▶ _Problem statement_
Quote only the lines from the one containing "Decode this image" through the final line, both included, and omit the pictures.

▶ _Task input_
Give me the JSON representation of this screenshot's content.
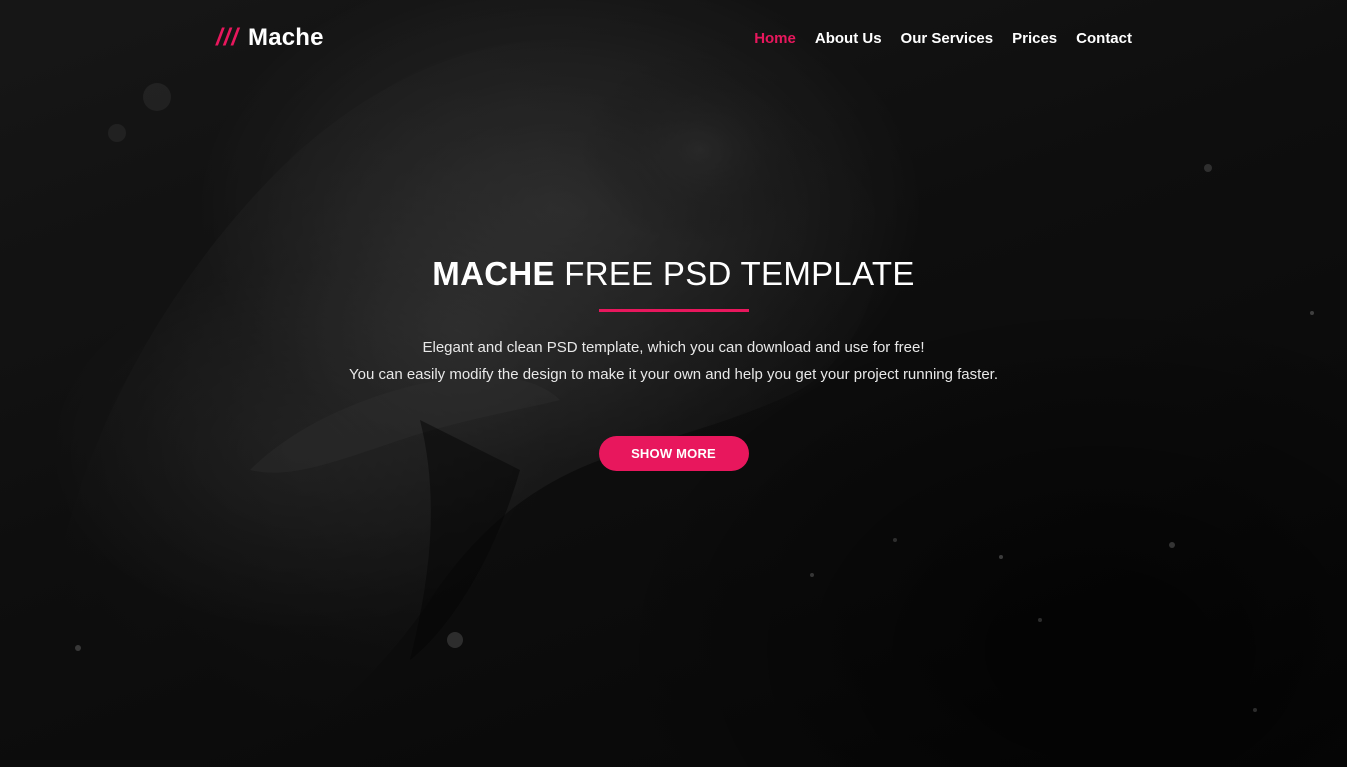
{
  "header": {
    "logo_mark": "///",
    "logo_text": "Mache",
    "nav": [
      {
        "label": "Home",
        "active": true
      },
      {
        "label": "About Us",
        "active": false
      },
      {
        "label": "Our Services",
        "active": false
      },
      {
        "label": "Prices",
        "active": false
      },
      {
        "label": "Contact",
        "active": false
      }
    ]
  },
  "hero": {
    "title_strong": "MACHE",
    "title_light": "FREE PSD TEMPLATE",
    "text_line1": "Elegant and clean PSD template, which you can download and use for free!",
    "text_line2": "You can easily modify the design to make it your own and help you get your project running faster.",
    "button_label": "SHOW MORE",
    "background_image": "underwater-figure-photo"
  },
  "colors": {
    "accent": "#e8175d",
    "text": "#ffffff",
    "background": "#0a0a0a"
  }
}
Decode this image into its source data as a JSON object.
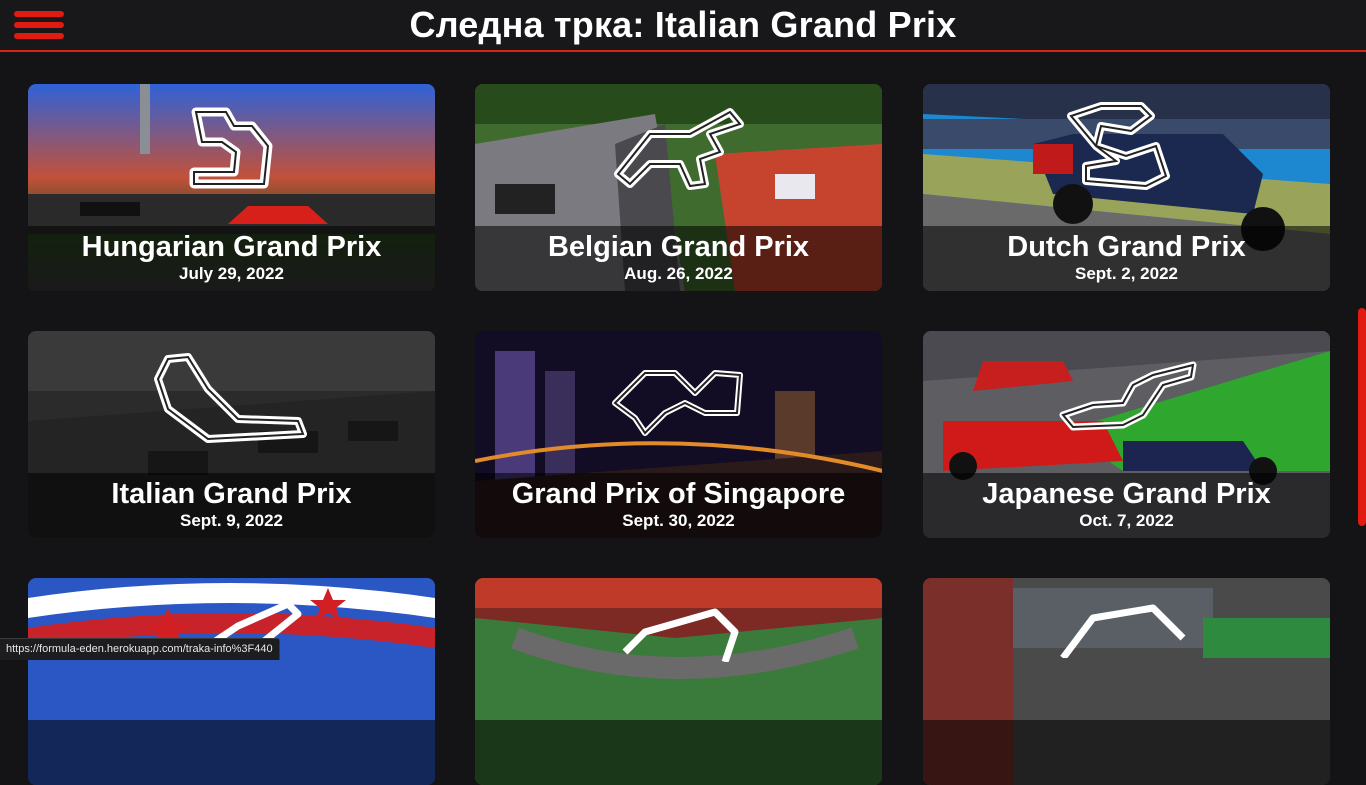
{
  "header": {
    "title": "Следна трка: Italian Grand Prix",
    "menu_icon": "hamburger-menu-icon",
    "accent_color": "#e11a12"
  },
  "races": [
    {
      "name": "Hungarian Grand Prix",
      "date": "July 29, 2022"
    },
    {
      "name": "Belgian Grand Prix",
      "date": "Aug. 26, 2022"
    },
    {
      "name": "Dutch Grand Prix",
      "date": "Sept. 2, 2022"
    },
    {
      "name": "Italian Grand Prix",
      "date": "Sept. 9, 2022"
    },
    {
      "name": "Grand Prix of Singapore",
      "date": "Sept. 30, 2022"
    },
    {
      "name": "Japanese Grand Prix",
      "date": "Oct. 7, 2022"
    },
    {
      "name": "",
      "date": ""
    },
    {
      "name": "",
      "date": ""
    },
    {
      "name": "",
      "date": ""
    }
  ],
  "status_bar": {
    "url": "https://formula-eden.herokuapp.com/traka-info%3F440"
  }
}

▶ _Exercise output_
Decode this image into its source data as a JSON object.
{
  "header": {
    "title": "Следна трка: Italian Grand Prix",
    "menu_icon": "hamburger-menu-icon",
    "accent_color": "#e11a12"
  },
  "races": [
    {
      "name": "Hungarian Grand Prix",
      "date": "July 29, 2022"
    },
    {
      "name": "Belgian Grand Prix",
      "date": "Aug. 26, 2022"
    },
    {
      "name": "Dutch Grand Prix",
      "date": "Sept. 2, 2022"
    },
    {
      "name": "Italian Grand Prix",
      "date": "Sept. 9, 2022"
    },
    {
      "name": "Grand Prix of Singapore",
      "date": "Sept. 30, 2022"
    },
    {
      "name": "Japanese Grand Prix",
      "date": "Oct. 7, 2022"
    },
    {
      "name": "",
      "date": ""
    },
    {
      "name": "",
      "date": ""
    },
    {
      "name": "",
      "date": ""
    }
  ],
  "status_bar": {
    "url": "https://formula-eden.herokuapp.com/traka-info%3F440"
  }
}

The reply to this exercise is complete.